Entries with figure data
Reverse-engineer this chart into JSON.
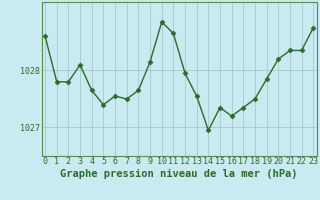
{
  "x": [
    0,
    1,
    2,
    3,
    4,
    5,
    6,
    7,
    8,
    9,
    10,
    11,
    12,
    13,
    14,
    15,
    16,
    17,
    18,
    19,
    20,
    21,
    22,
    23
  ],
  "y": [
    1028.6,
    1027.8,
    1027.8,
    1028.1,
    1027.65,
    1027.4,
    1027.55,
    1027.5,
    1027.65,
    1028.15,
    1028.85,
    1028.65,
    1027.95,
    1027.55,
    1026.95,
    1027.35,
    1027.2,
    1027.35,
    1027.5,
    1027.85,
    1028.2,
    1028.35,
    1028.35,
    1028.75
  ],
  "line_color": "#2d6a2d",
  "marker": "D",
  "marker_size": 2.5,
  "bg_color": "#c8eaf0",
  "grid_color": "#9ec4c4",
  "border_color": "#5a8a5a",
  "yticks": [
    1027,
    1028
  ],
  "ylim": [
    1026.5,
    1029.2
  ],
  "xlim": [
    -0.3,
    23.3
  ],
  "xlabel": "Graphe pression niveau de la mer (hPa)",
  "xlabel_fontsize": 7.5,
  "linewidth": 1.0,
  "tick_fontsize": 6.0
}
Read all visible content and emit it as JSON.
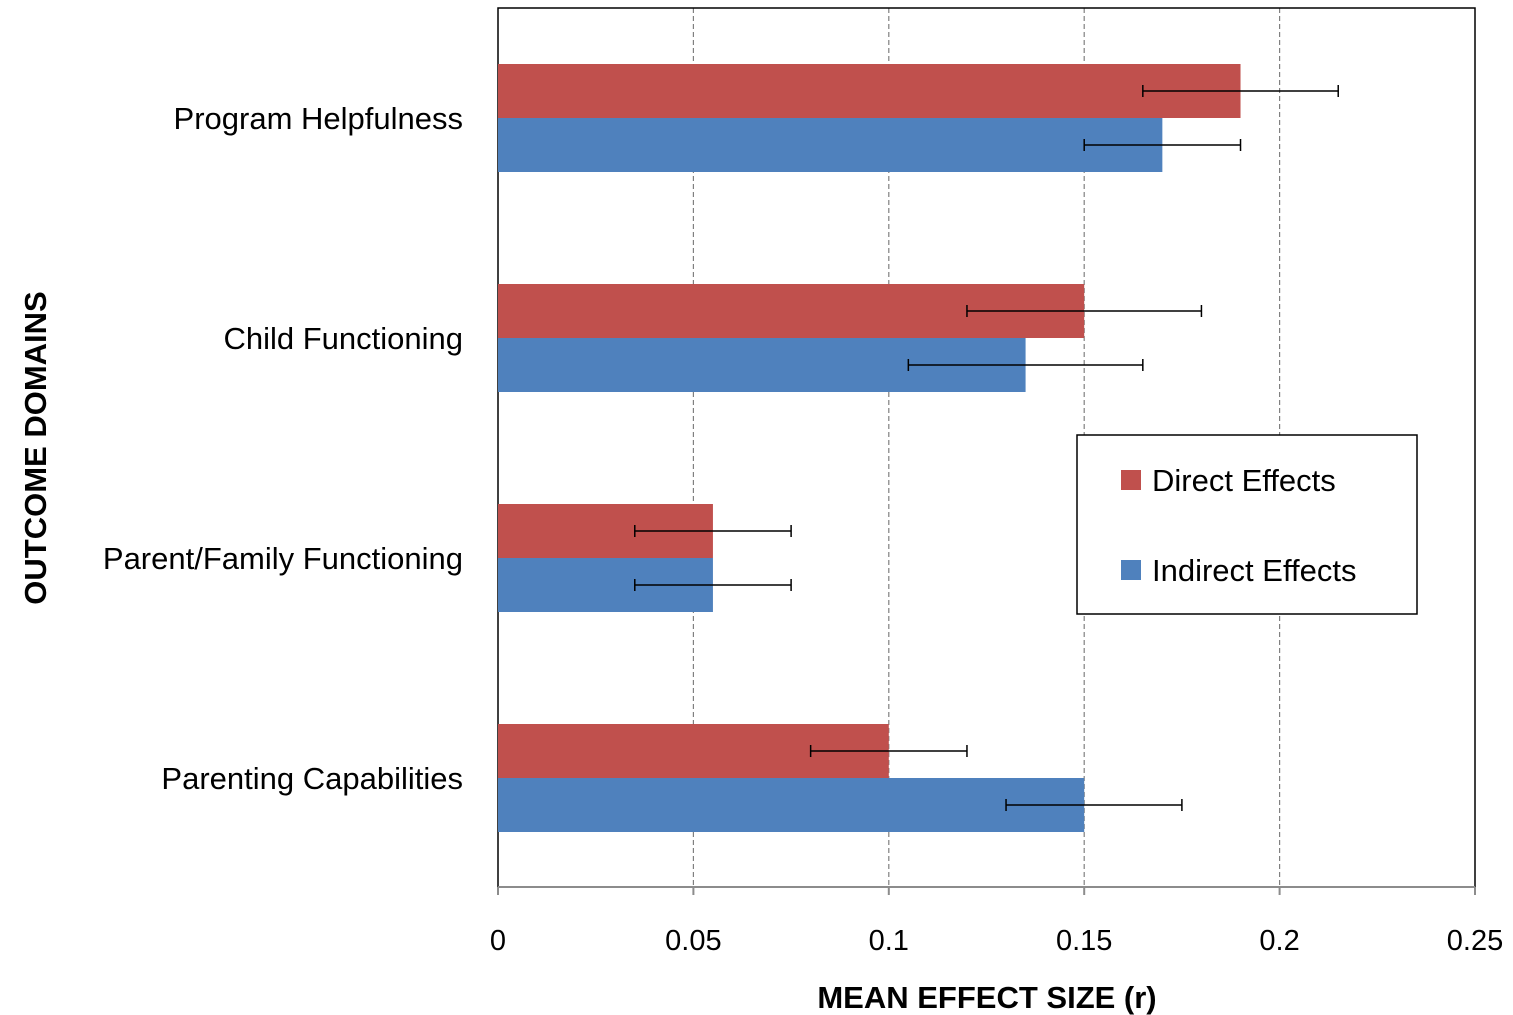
{
  "chart_data": {
    "type": "bar",
    "orientation": "horizontal",
    "categories": [
      "Program Helpfulness",
      "Child Functioning",
      "Parent/Family Functioning",
      "Parenting Capabilities"
    ],
    "series": [
      {
        "name": "Direct Effects",
        "color": "#c0504d",
        "values": [
          0.19,
          0.15,
          0.055,
          0.1
        ],
        "error_low": [
          0.165,
          0.12,
          0.035,
          0.08
        ],
        "error_high": [
          0.215,
          0.18,
          0.075,
          0.12
        ]
      },
      {
        "name": "Indirect Effects",
        "color": "#4f81bd",
        "values": [
          0.17,
          0.135,
          0.055,
          0.15
        ],
        "error_low": [
          0.15,
          0.105,
          0.035,
          0.13
        ],
        "error_high": [
          0.19,
          0.165,
          0.075,
          0.175
        ]
      }
    ],
    "xlabel": "MEAN EFFECT SIZE (r)",
    "ylabel": "OUTCOME DOMAINS",
    "xlim": [
      0,
      0.25
    ],
    "xticks": [
      "0",
      "0.05",
      "0.1",
      "0.15",
      "0.2",
      "0.25"
    ],
    "grid": "vertical dashed",
    "legend_position": "right"
  }
}
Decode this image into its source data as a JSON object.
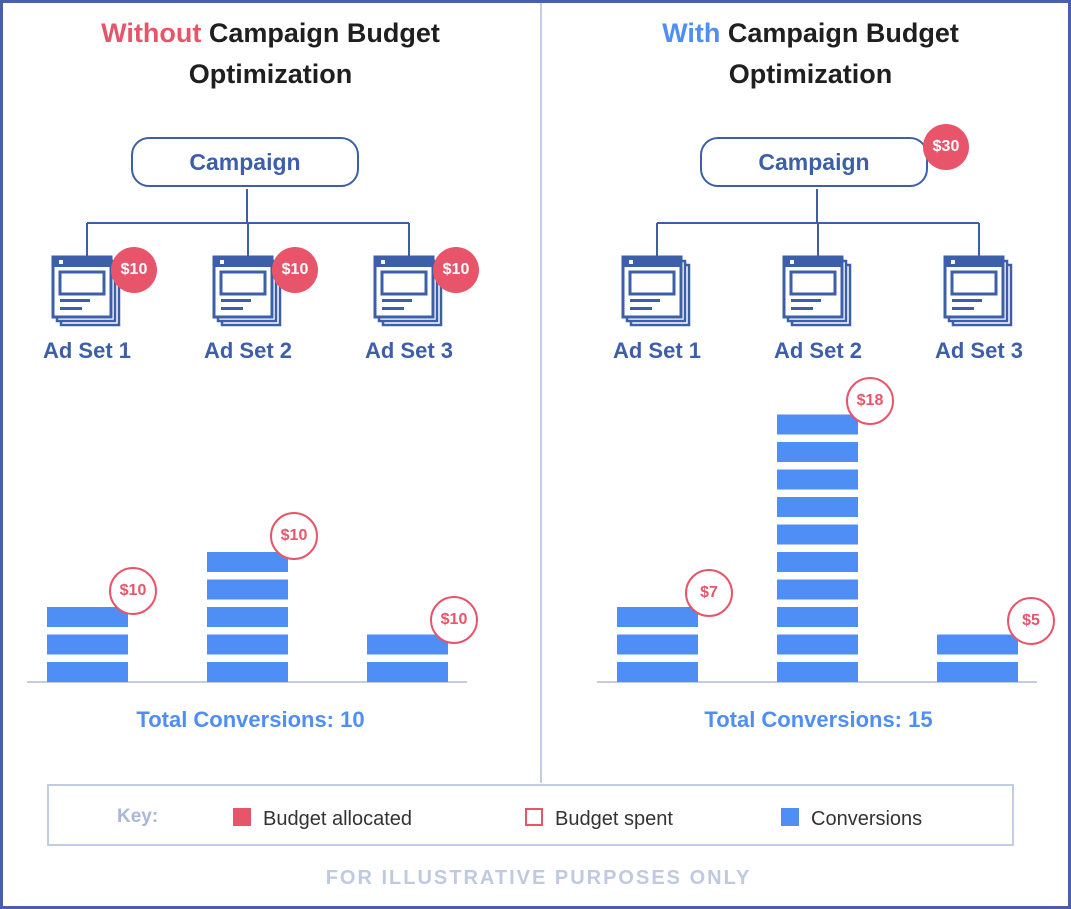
{
  "colors": {
    "budget_red": "#e8556a",
    "conversion_blue": "#4f8ef5",
    "structure_navy": "#3d5fa9",
    "divider": "#c2cde2"
  },
  "left": {
    "title_highlight": "Without",
    "title_rest": "Campaign Budget",
    "title_line2": "Optimization",
    "campaign_label": "Campaign",
    "adsets": [
      {
        "label": "Ad Set 1",
        "budget": "$10",
        "spent": "$10",
        "conversions": 3
      },
      {
        "label": "Ad Set 2",
        "budget": "$10",
        "spent": "$10",
        "conversions": 5
      },
      {
        "label": "Ad Set 3",
        "budget": "$10",
        "spent": "$10",
        "conversions": 2
      }
    ],
    "total_label": "Total Conversions: 10"
  },
  "right": {
    "title_highlight": "With",
    "title_rest": "Campaign Budget",
    "title_line2": "Optimization",
    "campaign_label": "Campaign",
    "campaign_budget": "$30",
    "adsets": [
      {
        "label": "Ad Set 1",
        "spent": "$7",
        "conversions": 3
      },
      {
        "label": "Ad Set 2",
        "spent": "$18",
        "conversions": 10
      },
      {
        "label": "Ad Set 3",
        "spent": "$5",
        "conversions": 2
      }
    ],
    "total_label": "Total Conversions: 15"
  },
  "legend": {
    "key_label": "Key:",
    "budget_allocated": "Budget allocated",
    "budget_spent": "Budget spent",
    "conversions": "Conversions",
    "icons": [
      "budget-allocated-swatch-icon",
      "budget-spent-swatch-icon",
      "conversions-swatch-icon"
    ]
  },
  "footer": "FOR ILLUSTRATIVE PURPOSES ONLY"
}
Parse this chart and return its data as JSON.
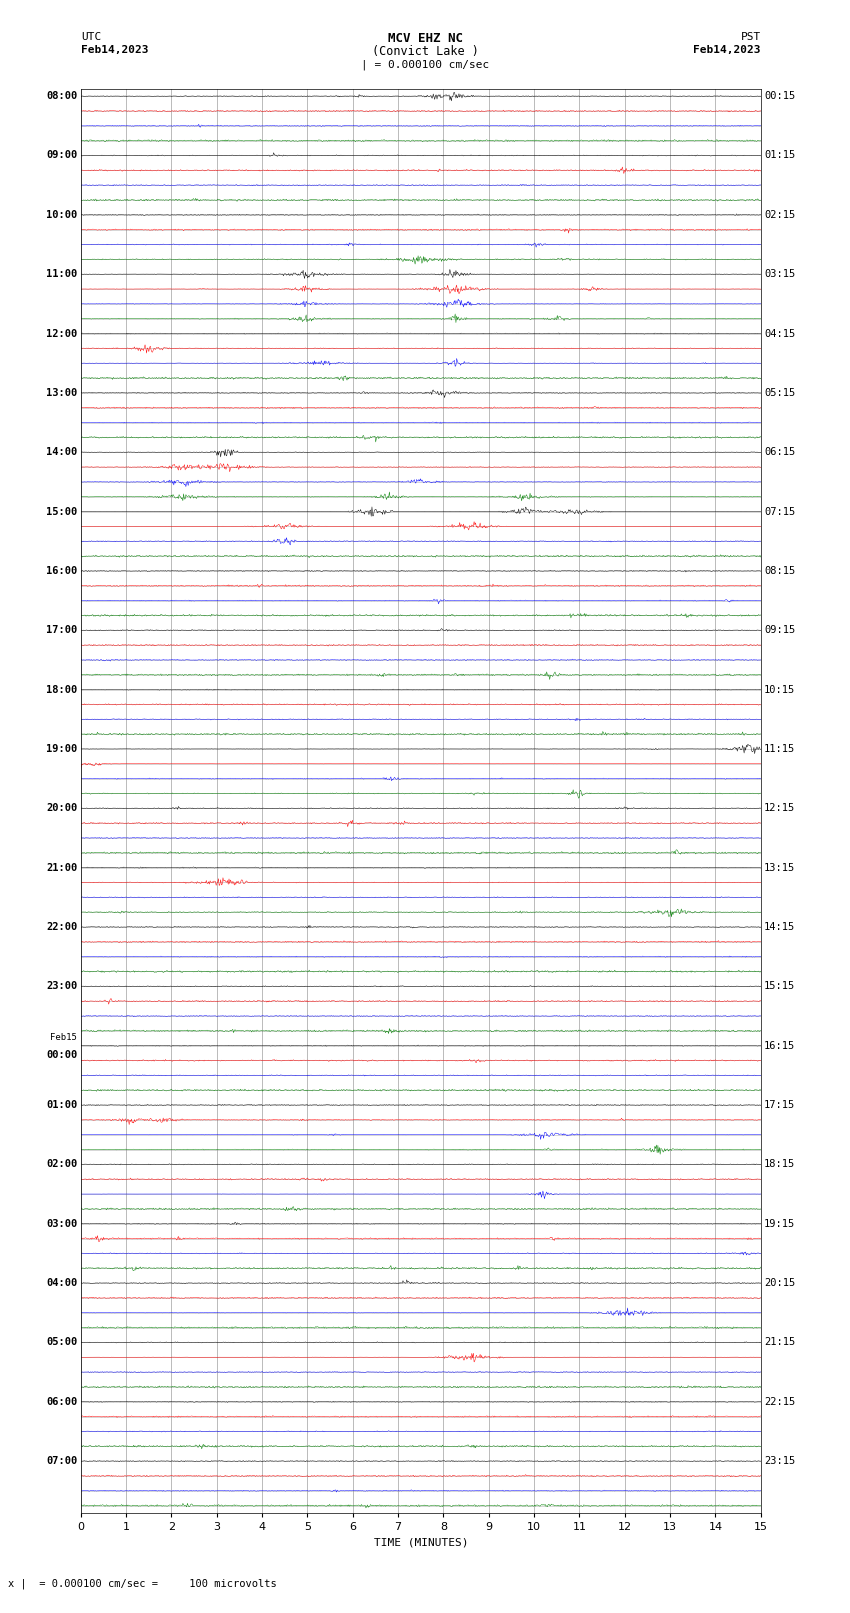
{
  "title_line1": "MCV EHZ NC",
  "title_line2": "(Convict Lake )",
  "title_line3": "| = 0.000100 cm/sec",
  "utc_label": "UTC",
  "utc_date": "Feb14,2023",
  "pst_label": "PST",
  "pst_date": "Feb14,2023",
  "xlabel": "TIME (MINUTES)",
  "bottom_label": "x |  = 0.000100 cm/sec =     100 microvolts",
  "x_ticks": [
    0,
    1,
    2,
    3,
    4,
    5,
    6,
    7,
    8,
    9,
    10,
    11,
    12,
    13,
    14,
    15
  ],
  "left_times": [
    "08:00",
    "09:00",
    "10:00",
    "11:00",
    "12:00",
    "13:00",
    "14:00",
    "15:00",
    "16:00",
    "17:00",
    "18:00",
    "19:00",
    "20:00",
    "21:00",
    "22:00",
    "23:00",
    "Feb15\n00:00",
    "01:00",
    "02:00",
    "03:00",
    "04:00",
    "05:00",
    "06:00",
    "07:00"
  ],
  "right_times": [
    "00:15",
    "01:15",
    "02:15",
    "03:15",
    "04:15",
    "05:15",
    "06:15",
    "07:15",
    "08:15",
    "09:15",
    "10:15",
    "11:15",
    "12:15",
    "13:15",
    "14:15",
    "15:15",
    "16:15",
    "17:15",
    "18:15",
    "19:15",
    "20:15",
    "21:15",
    "22:15",
    "23:15"
  ],
  "n_rows": 24,
  "traces_per_row": 4,
  "trace_colors": [
    "black",
    "red",
    "blue",
    "green"
  ],
  "bg_color": "white",
  "grid_color": "#888888",
  "seed": 42
}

- **Given exercise**
Set down the records in full and exactly. Do not carry over any image.

- **Exercise solution**
Reverse-engineer this chart into JSON.
{
  "x": [
    0,
    1,
    2,
    3,
    4,
    5,
    6,
    7,
    8,
    9,
    10,
    11,
    12,
    13,
    14,
    15,
    16,
    17,
    18,
    19,
    20,
    21,
    22,
    23
  ],
  "y": [
    1028.6,
    1027.8,
    1027.8,
    1028.1,
    1027.65,
    1027.4,
    1027.55,
    1027.5,
    1027.65,
    1028.15,
    1028.85,
    1028.65,
    1027.95,
    1027.55,
    1026.95,
    1027.35,
    1027.2,
    1027.35,
    1027.5,
    1027.85,
    1028.2,
    1028.35,
    1028.35,
    1028.75
  ],
  "line_color": "#2d6a2d",
  "marker": "D",
  "marker_size": 2.5,
  "bg_color": "#c8eaf0",
  "grid_color": "#9ec4c4",
  "border_color": "#5a8a5a",
  "yticks": [
    1027,
    1028
  ],
  "ylim": [
    1026.5,
    1029.2
  ],
  "xlim": [
    -0.3,
    23.3
  ],
  "xlabel": "Graphe pression niveau de la mer (hPa)",
  "xlabel_fontsize": 7.5,
  "linewidth": 1.0,
  "tick_fontsize": 6.0
}
Read all visible content and emit it as JSON.
{
  "chart_data": {
    "type": "bar",
    "orientation": "horizontal",
    "categories": [
      "Program Helpfulness",
      "Child Functioning",
      "Parent/Family Functioning",
      "Parenting Capabilities"
    ],
    "series": [
      {
        "name": "Direct Effects",
        "color": "#c0504d",
        "values": [
          0.19,
          0.15,
          0.055,
          0.1
        ],
        "error_low": [
          0.165,
          0.12,
          0.035,
          0.08
        ],
        "error_high": [
          0.215,
          0.18,
          0.075,
          0.12
        ]
      },
      {
        "name": "Indirect Effects",
        "color": "#4f81bd",
        "values": [
          0.17,
          0.135,
          0.055,
          0.15
        ],
        "error_low": [
          0.15,
          0.105,
          0.035,
          0.13
        ],
        "error_high": [
          0.19,
          0.165,
          0.075,
          0.175
        ]
      }
    ],
    "xlabel": "MEAN EFFECT SIZE (r)",
    "ylabel": "OUTCOME DOMAINS",
    "xlim": [
      0,
      0.25
    ],
    "xticks": [
      "0",
      "0.05",
      "0.1",
      "0.15",
      "0.2",
      "0.25"
    ],
    "grid": "vertical dashed",
    "legend_position": "right"
  }
}
Decode this image into its source data as a JSON object.
{
  "colors": {
    "budget_red": "#e8556a",
    "conversion_blue": "#4f8ef5",
    "structure_navy": "#3d5fa9",
    "divider": "#c2cde2"
  },
  "left": {
    "title_highlight": "Without",
    "title_rest": "Campaign Budget",
    "title_line2": "Optimization",
    "campaign_label": "Campaign",
    "adsets": [
      {
        "label": "Ad Set 1",
        "budget": "$10",
        "spent": "$10",
        "conversions": 3
      },
      {
        "label": "Ad Set 2",
        "budget": "$10",
        "spent": "$10",
        "conversions": 5
      },
      {
        "label": "Ad Set 3",
        "budget": "$10",
        "spent": "$10",
        "conversions": 2
      }
    ],
    "total_label": "Total Conversions: 10"
  },
  "right": {
    "title_highlight": "With",
    "title_rest": "Campaign Budget",
    "title_line2": "Optimization",
    "campaign_label": "Campaign",
    "campaign_budget": "$30",
    "adsets": [
      {
        "label": "Ad Set 1",
        "spent": "$7",
        "conversions": 3
      },
      {
        "label": "Ad Set 2",
        "spent": "$18",
        "conversions": 10
      },
      {
        "label": "Ad Set 3",
        "spent": "$5",
        "conversions": 2
      }
    ],
    "total_label": "Total Conversions: 15"
  },
  "legend": {
    "key_label": "Key:",
    "budget_allocated": "Budget allocated",
    "budget_spent": "Budget spent",
    "conversions": "Conversions",
    "icons": [
      "budget-allocated-swatch-icon",
      "budget-spent-swatch-icon",
      "conversions-swatch-icon"
    ]
  },
  "footer": "FOR ILLUSTRATIVE PURPOSES ONLY"
}
Parse this chart and return its data as JSON.
{
  "title_line1": "MCV EHZ NC",
  "title_line2": "(Convict Lake )",
  "title_line3": "| = 0.000100 cm/sec",
  "utc_label": "UTC",
  "utc_date": "Feb14,2023",
  "pst_label": "PST",
  "pst_date": "Feb14,2023",
  "xlabel": "TIME (MINUTES)",
  "bottom_label": "x |  = 0.000100 cm/sec =     100 microvolts",
  "x_ticks": [
    0,
    1,
    2,
    3,
    4,
    5,
    6,
    7,
    8,
    9,
    10,
    11,
    12,
    13,
    14,
    15
  ],
  "left_times": [
    "08:00",
    "09:00",
    "10:00",
    "11:00",
    "12:00",
    "13:00",
    "14:00",
    "15:00",
    "16:00",
    "17:00",
    "18:00",
    "19:00",
    "20:00",
    "21:00",
    "22:00",
    "23:00",
    "Feb15\n00:00",
    "01:00",
    "02:00",
    "03:00",
    "04:00",
    "05:00",
    "06:00",
    "07:00"
  ],
  "right_times": [
    "00:15",
    "01:15",
    "02:15",
    "03:15",
    "04:15",
    "05:15",
    "06:15",
    "07:15",
    "08:15",
    "09:15",
    "10:15",
    "11:15",
    "12:15",
    "13:15",
    "14:15",
    "15:15",
    "16:15",
    "17:15",
    "18:15",
    "19:15",
    "20:15",
    "21:15",
    "22:15",
    "23:15"
  ],
  "n_rows": 24,
  "traces_per_row": 4,
  "trace_colors": [
    "black",
    "red",
    "blue",
    "green"
  ],
  "bg_color": "white",
  "grid_color": "#888888",
  "seed": 42
}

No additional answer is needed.